▶ **PROBLEM STATEMENT**: Pull out every line in the data that has the string "delay" in it.

begin DATA SHOWN

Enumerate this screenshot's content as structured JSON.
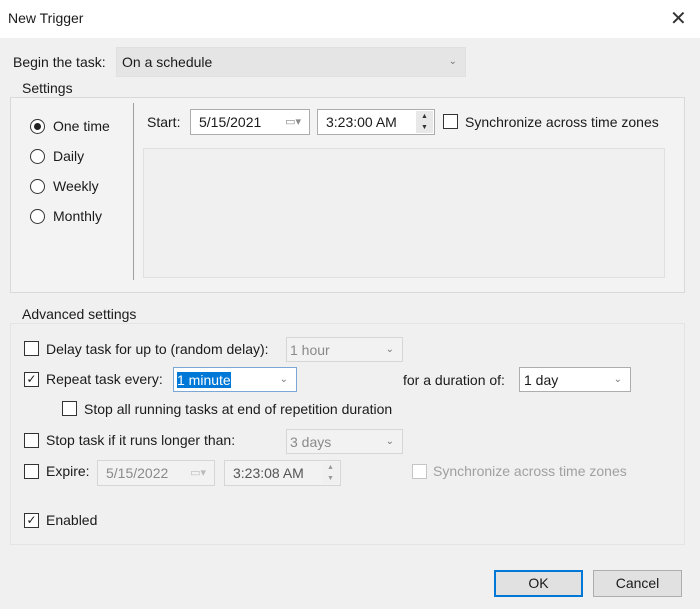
{
  "window": {
    "title": "New Trigger",
    "close_icon": "close-icon"
  },
  "begin": {
    "label": "Begin the task:",
    "value": "On a schedule"
  },
  "settings": {
    "label": "Settings",
    "options": [
      {
        "label": "One time",
        "selected": true
      },
      {
        "label": "Daily",
        "selected": false
      },
      {
        "label": "Weekly",
        "selected": false
      },
      {
        "label": "Monthly",
        "selected": false
      }
    ],
    "start_label": "Start:",
    "start_date": "5/15/2021",
    "start_time": "3:23:00 AM",
    "sync_label": "Synchronize across time zones",
    "sync_checked": false
  },
  "advanced": {
    "label": "Advanced settings",
    "delay": {
      "label": "Delay task for up to (random delay):",
      "checked": false,
      "value": "1 hour"
    },
    "repeat": {
      "label": "Repeat task every:",
      "checked": true,
      "value": "1 minute",
      "duration_label": "for a duration of:",
      "duration_value": "1 day"
    },
    "stop_all": {
      "label": "Stop all running tasks at end of repetition duration",
      "checked": false
    },
    "stop_task": {
      "label": "Stop task if it runs longer than:",
      "checked": false,
      "value": "3 days"
    },
    "expire": {
      "label": "Expire:",
      "checked": false,
      "date": "5/15/2022",
      "time": "3:23:08 AM",
      "sync_label": "Synchronize across time zones"
    },
    "enabled": {
      "label": "Enabled",
      "checked": true
    }
  },
  "buttons": {
    "ok": "OK",
    "cancel": "Cancel"
  },
  "colors": {
    "accent": "#0078d7"
  }
}
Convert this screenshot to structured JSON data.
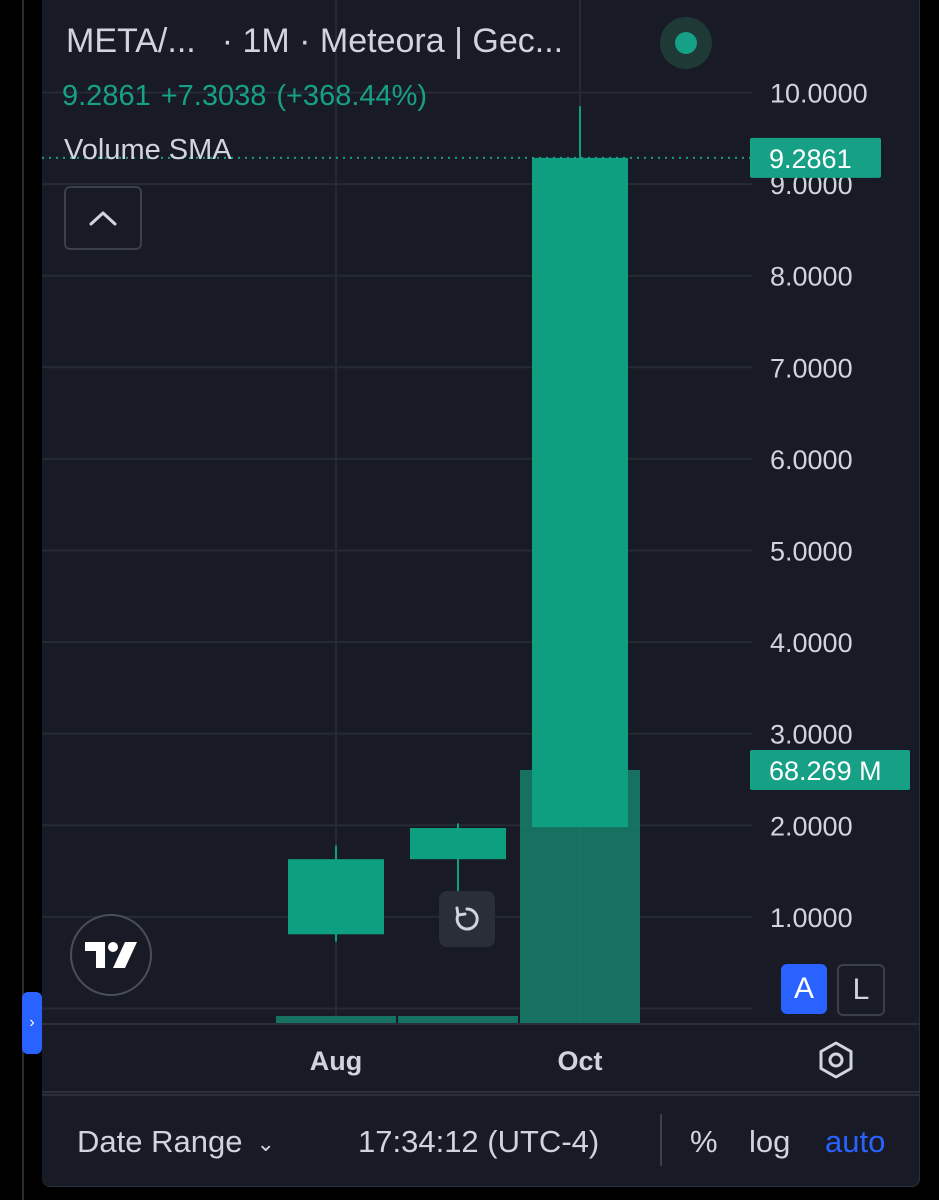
{
  "header": {
    "symbol": "META/...",
    "meta": "· 1M · Meteora | Gec...",
    "last_price": "9.2861",
    "change": "+7.3038",
    "change_pct": "(+368.44%)",
    "indicator": "Volume SMA"
  },
  "colors": {
    "bg": "#181b25",
    "up": "#0e9f80",
    "volume": "#16806c",
    "accent": "#2962ff",
    "text": "#d1d4dc",
    "grid": "#262a35"
  },
  "icons": {
    "collapse": "chevron-up-icon",
    "reset": "reset-icon",
    "settings": "gear-icon",
    "logo": "tradingview-logo"
  },
  "axis_controls": {
    "auto_label": "A",
    "log_label": "L"
  },
  "footer": {
    "date_range": "Date Range",
    "time": "17:34:12 (UTC-4)",
    "percent": "%",
    "log": "log",
    "auto": "auto"
  },
  "chart_data": {
    "type": "candlestick",
    "interval": "1M",
    "x_labels": [
      "Aug",
      "Oct"
    ],
    "price_ticks": [
      "10.0000",
      "9.0000",
      "8.0000",
      "7.0000",
      "6.0000",
      "5.0000",
      "4.0000",
      "3.0000",
      "2.0000",
      "1.0000"
    ],
    "ylim": [
      -0.2,
      10.4
    ],
    "candles": [
      {
        "open": 0.81,
        "high": 1.78,
        "low": 0.73,
        "close": 1.63,
        "volume_m": 0.6
      },
      {
        "open": 1.63,
        "high": 2.02,
        "low": 1.27,
        "close": 1.97,
        "volume_m": 0.6
      },
      {
        "open": 1.98,
        "high": 9.85,
        "low": 1.98,
        "close": 9.2861,
        "volume_m": 68.269
      }
    ],
    "last_price_label": "9.2861",
    "last_volume_label": "68.269 M"
  }
}
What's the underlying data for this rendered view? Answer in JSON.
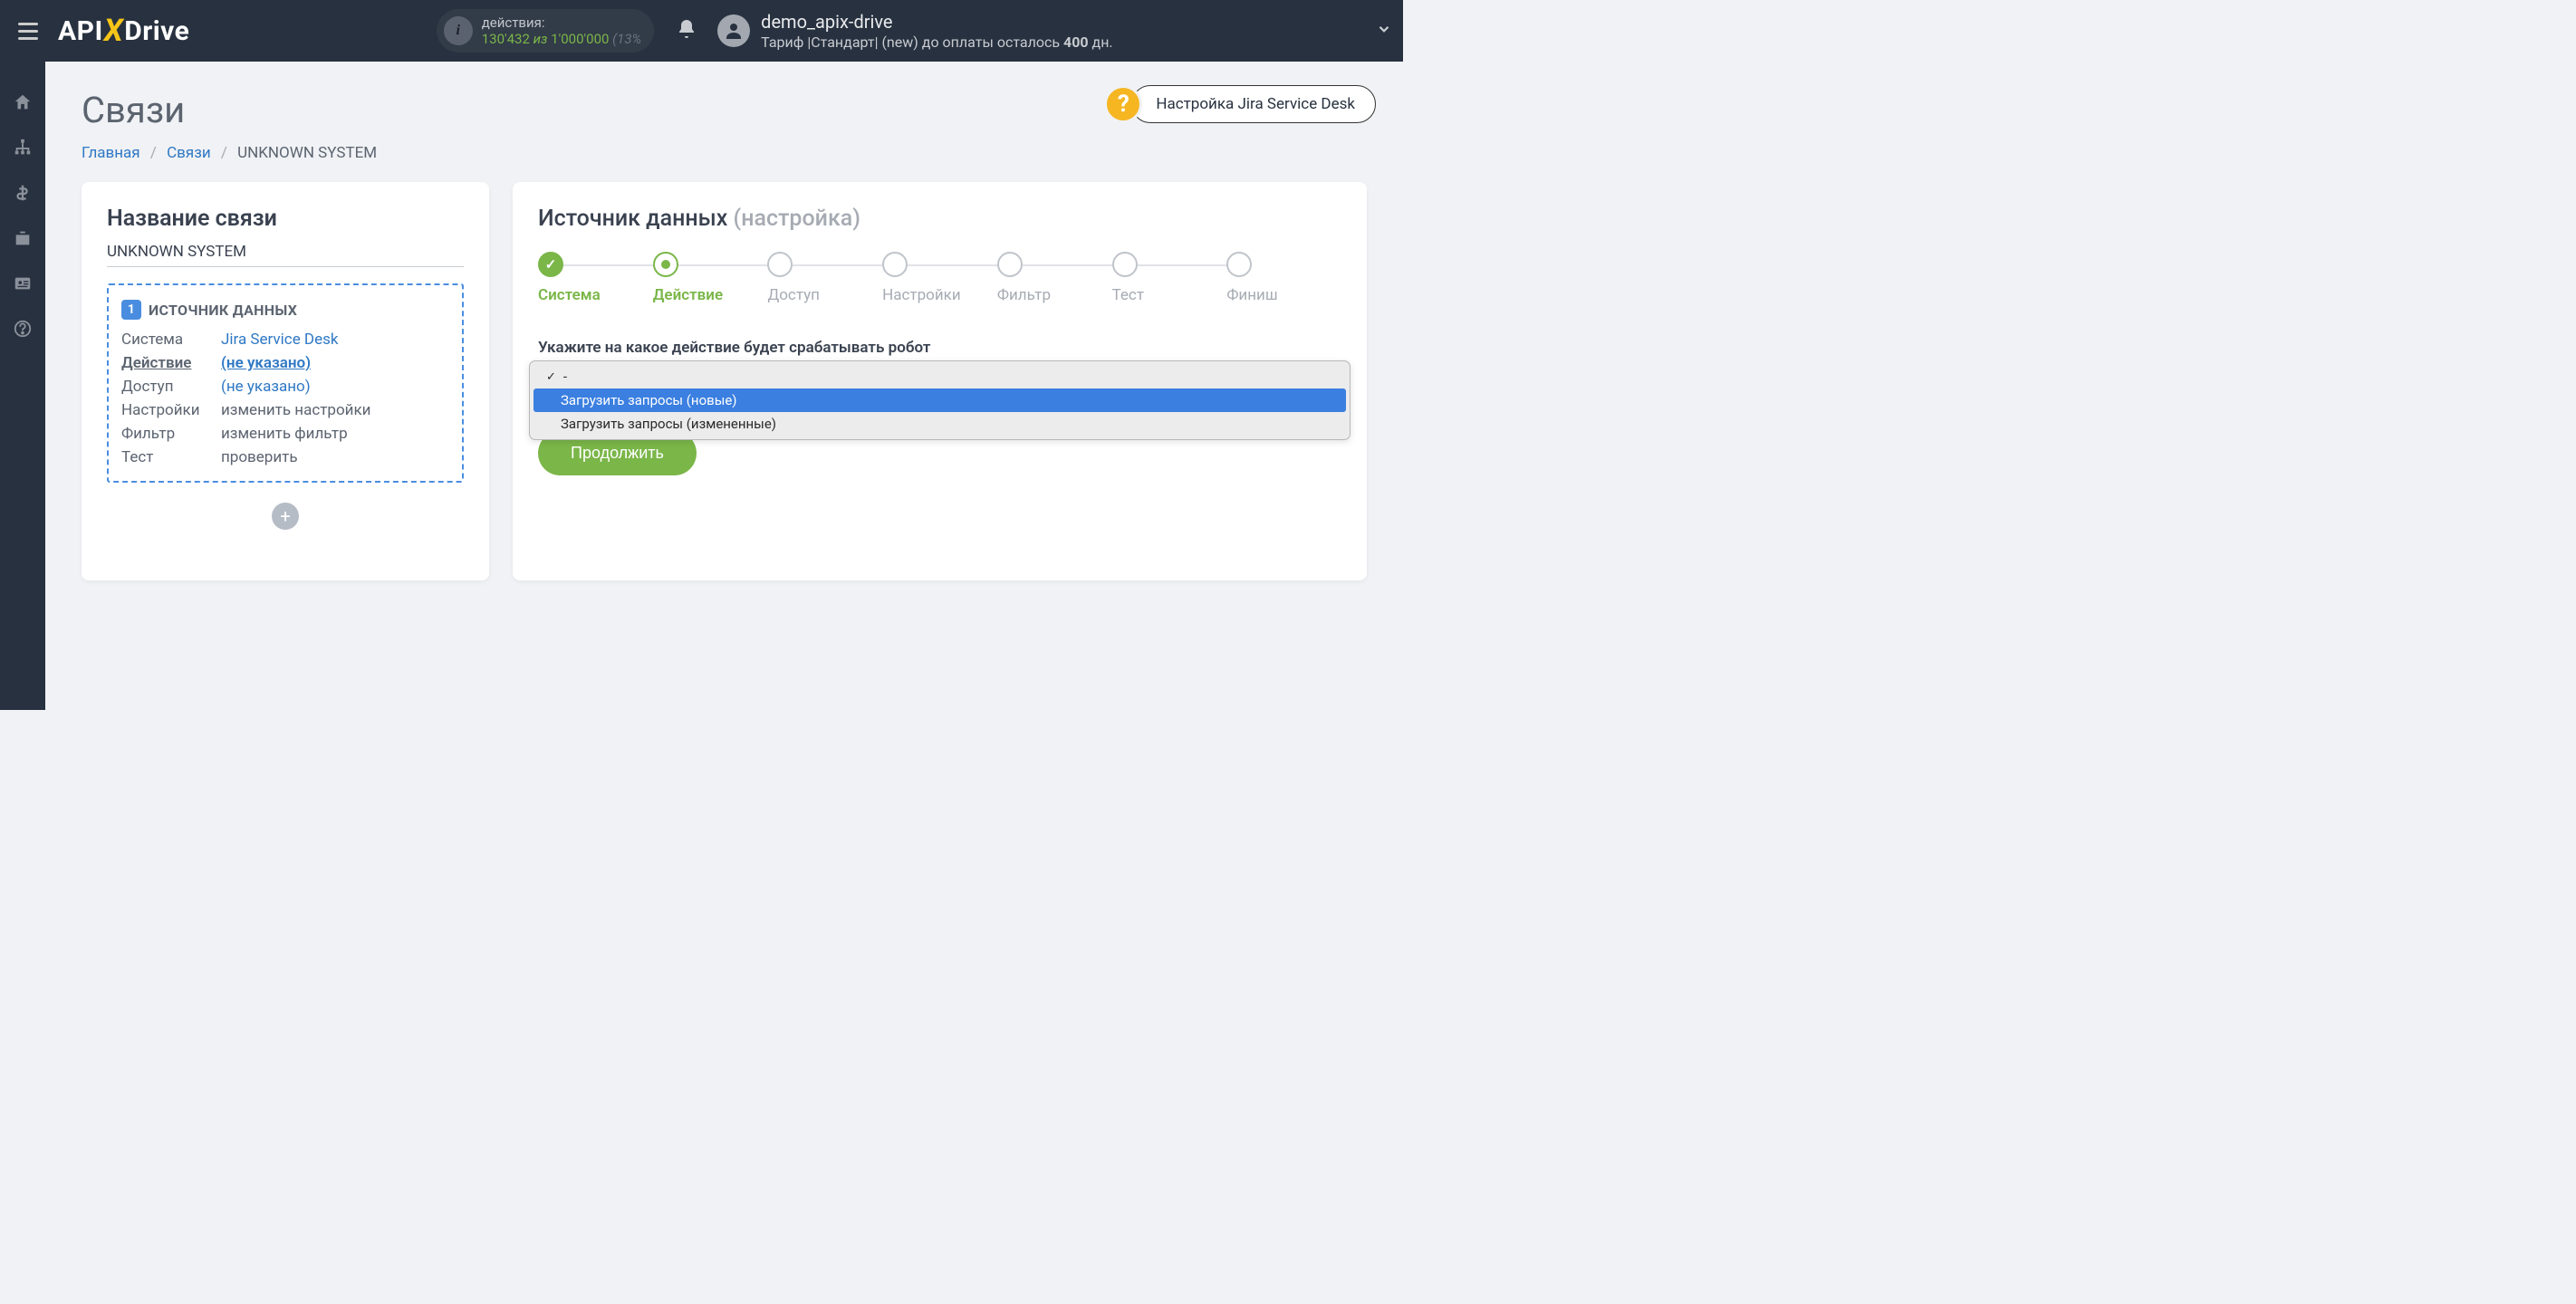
{
  "topbar": {
    "actions_label": "действия:",
    "actions_count": "130'432",
    "actions_of": "из",
    "actions_total": "1'000'000",
    "actions_extra": "(13%",
    "user_name": "demo_apix-drive",
    "tariff_prefix": "Тариф |Стандарт| (new) до оплаты осталось ",
    "tariff_days": "400",
    "tariff_suffix": " дн."
  },
  "page": {
    "title": "Связи",
    "breadcrumb_home": "Главная",
    "breadcrumb_links": "Связи",
    "breadcrumb_current": "UNKNOWN SYSTEM",
    "help_label": "Настройка Jira Service Desk"
  },
  "left": {
    "title": "Название связи",
    "conn_name": "UNKNOWN SYSTEM",
    "badge_num": "1",
    "source_header": "ИСТОЧНИК ДАННЫХ",
    "rows": {
      "system_k": "Система",
      "system_v": "Jira Service Desk",
      "action_k": "Действие",
      "action_v": "(не указано)",
      "access_k": "Доступ",
      "access_v": "(не указано)",
      "settings_k": "Настройки",
      "settings_v": "изменить настройки",
      "filter_k": "Фильтр",
      "filter_v": "изменить фильтр",
      "test_k": "Тест",
      "test_v": "проверить"
    }
  },
  "right": {
    "title": "Источник данных ",
    "title_muted": "(настройка)",
    "steps": [
      "Система",
      "Действие",
      "Доступ",
      "Настройки",
      "Фильтр",
      "Тест",
      "Финиш"
    ],
    "prompt": "Укажите на какое действие будет срабатывать робот",
    "options": [
      "-",
      "Загрузить запросы (новые)",
      "Загрузить запросы (измененные)"
    ],
    "continue": "Продолжить"
  }
}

end DATA SHOWN

▶ **RESULT**:
    "delay": {
      "label": "Delay task for up to (random delay):",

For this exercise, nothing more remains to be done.